* TO DO *
Give all of the lines again, with nothing added or dropped.

* GIVEN ENTRIES *
┏━━
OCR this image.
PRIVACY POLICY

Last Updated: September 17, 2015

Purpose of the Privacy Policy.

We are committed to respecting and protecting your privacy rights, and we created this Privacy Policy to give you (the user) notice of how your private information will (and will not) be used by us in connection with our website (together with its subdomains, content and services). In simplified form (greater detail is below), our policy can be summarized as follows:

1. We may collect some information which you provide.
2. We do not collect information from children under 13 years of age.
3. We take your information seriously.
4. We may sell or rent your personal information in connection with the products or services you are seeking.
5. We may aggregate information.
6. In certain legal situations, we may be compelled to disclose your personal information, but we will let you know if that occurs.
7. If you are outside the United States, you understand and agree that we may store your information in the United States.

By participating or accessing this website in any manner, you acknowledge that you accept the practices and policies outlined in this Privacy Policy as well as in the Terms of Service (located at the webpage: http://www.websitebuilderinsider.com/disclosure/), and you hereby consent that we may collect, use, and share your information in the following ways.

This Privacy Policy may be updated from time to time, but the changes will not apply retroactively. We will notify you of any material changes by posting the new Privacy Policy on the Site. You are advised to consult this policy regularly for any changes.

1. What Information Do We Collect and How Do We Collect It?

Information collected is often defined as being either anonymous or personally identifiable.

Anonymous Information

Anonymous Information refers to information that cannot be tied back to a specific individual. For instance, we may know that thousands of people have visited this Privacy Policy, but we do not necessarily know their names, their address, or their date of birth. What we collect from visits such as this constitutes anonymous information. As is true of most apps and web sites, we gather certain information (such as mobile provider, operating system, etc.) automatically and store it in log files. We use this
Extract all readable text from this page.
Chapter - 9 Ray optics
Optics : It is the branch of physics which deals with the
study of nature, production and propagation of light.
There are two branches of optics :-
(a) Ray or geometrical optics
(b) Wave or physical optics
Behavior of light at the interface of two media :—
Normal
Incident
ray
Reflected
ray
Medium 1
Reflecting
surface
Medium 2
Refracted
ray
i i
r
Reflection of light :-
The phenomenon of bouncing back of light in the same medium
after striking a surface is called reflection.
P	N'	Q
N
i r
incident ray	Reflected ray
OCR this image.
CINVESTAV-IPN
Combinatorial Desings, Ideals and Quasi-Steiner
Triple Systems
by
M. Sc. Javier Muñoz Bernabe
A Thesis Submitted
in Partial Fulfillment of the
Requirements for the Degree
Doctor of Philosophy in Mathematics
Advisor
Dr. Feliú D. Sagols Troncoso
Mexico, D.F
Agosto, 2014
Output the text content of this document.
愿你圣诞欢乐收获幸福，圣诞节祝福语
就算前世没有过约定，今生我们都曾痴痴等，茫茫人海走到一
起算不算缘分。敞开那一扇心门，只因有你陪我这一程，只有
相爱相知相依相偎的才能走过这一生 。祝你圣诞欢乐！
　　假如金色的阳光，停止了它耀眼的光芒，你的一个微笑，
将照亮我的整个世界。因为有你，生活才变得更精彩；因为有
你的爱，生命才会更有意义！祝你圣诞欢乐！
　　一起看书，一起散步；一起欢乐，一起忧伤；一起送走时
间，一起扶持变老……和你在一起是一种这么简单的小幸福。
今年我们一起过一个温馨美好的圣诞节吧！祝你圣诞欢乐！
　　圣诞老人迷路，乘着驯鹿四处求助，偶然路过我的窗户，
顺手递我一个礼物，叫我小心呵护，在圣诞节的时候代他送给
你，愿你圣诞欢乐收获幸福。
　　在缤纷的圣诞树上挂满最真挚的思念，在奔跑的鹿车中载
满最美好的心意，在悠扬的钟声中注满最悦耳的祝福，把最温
┗━━
* WORKED SOLUTION *
OCR this image.
PRIVACY POLICY

Last Updated: September 17, 2015

Purpose of the Privacy Policy.

We are committed to respecting and protecting your privacy rights, and we created this Privacy Policy to give you (the user) notice of how your private information will (and will not) be used by us in connection with our website (together with its subdomains, content and services). In simplified form (greater detail is below), our policy can be summarized as follows:

1. We may collect some information which you provide.
2. We do not collect information from children under 13 years of age.
3. We take your information seriously.
4. We may sell or rent your personal information in connection with the products or services you are seeking.
5. We may aggregate information.
6. In certain legal situations, we may be compelled to disclose your personal information, but we will let you know if that occurs.
7. If you are outside the United States, you understand and agree that we may store your information in the United States.

By participating or accessing this website in any manner, you acknowledge that you accept the practices and policies outlined in this Privacy Policy as well as in the Terms of Service (located at the webpage: http://www.websitebuilderinsider.com/disclosure/), and you hereby consent that we may collect, use, and share your information in the following ways.

This Privacy Policy may be updated from time to time, but the changes will not apply retroactively. We will notify you of any material changes by posting the new Privacy Policy on the Site. You are advised to consult this policy regularly for any changes.

1. What Information Do We Collect and How Do We Collect It?

Information collected is often defined as being either anonymous or personally identifiable.

Anonymous Information

Anonymous Information refers to information that cannot be tied back to a specific individual. For instance, we may know that thousands of people have visited this Privacy Policy, but we do not necessarily know their names, their address, or their date of birth. What we collect from visits such as this constitutes anonymous information. As is true of most apps and web sites, we gather certain information (such as mobile provider, operating system, etc.) automatically and store it in log files. We use this
Extract all readable text from this page.
Chapter - 9 Ray optics
Optics : It is the branch of physics which deals with the
study of nature, production and propagation of light.
There are two branches of optics :-
(a) Ray or geometrical optics
(b) Wave or physical optics
Behavior of light at the interface of two media :—
Normal
Incident
ray
Reflected
ray
Medium 1
Reflecting
surface
Medium 2
Refracted
ray
i i
r
Reflection of light :-
The phenomenon of bouncing back of light in the same medium
after striking a surface is called reflection.
P	N'	Q
N
i r
incident ray	Reflected ray
OCR this image.
CINVESTAV-IPN
Combinatorial Desings, Ideals and Quasi-Steiner
Triple Systems
by
M. Sc. Javier Muñoz Bernabe
A Thesis Submitted
in Partial Fulfillment of the
Requirements for the Degree
Doctor of Philosophy in Mathematics
Advisor
Dr. Feliú D. Sagols Troncoso
Mexico, D.F
Agosto, 2014
Output the text content of this document.
愿你圣诞欢乐收获幸福，圣诞节祝福语
就算前世没有过约定，今生我们都曾痴痴等，茫茫人海走到一
起算不算缘分。敞开那一扇心门，只因有你陪我这一程，只有
相爱相知相依相偎的才能走过这一生 。祝你圣诞欢乐！
　　假如金色的阳光，停止了它耀眼的光芒，你的一个微笑，
将照亮我的整个世界。因为有你，生活才变得更精彩；因为有
你的爱，生命才会更有意义！祝你圣诞欢乐！
　　一起看书，一起散步；一起欢乐，一起忧伤；一起送走时
间，一起扶持变老……和你在一起是一种这么简单的小幸福。
今年我们一起过一个温馨美好的圣诞节吧！祝你圣诞欢乐！
　　圣诞老人迷路，乘着驯鹿四处求助，偶然路过我的窗户，
顺手递我一个礼物，叫我小心呵护，在圣诞节的时候代他送给
你，愿你圣诞欢乐收获幸福。
　　在缤纷的圣诞树上挂满最真挚的思念，在奔跑的鹿车中载
满最美好的心意，在悠扬的钟声中注满最悦耳的祝福，把最温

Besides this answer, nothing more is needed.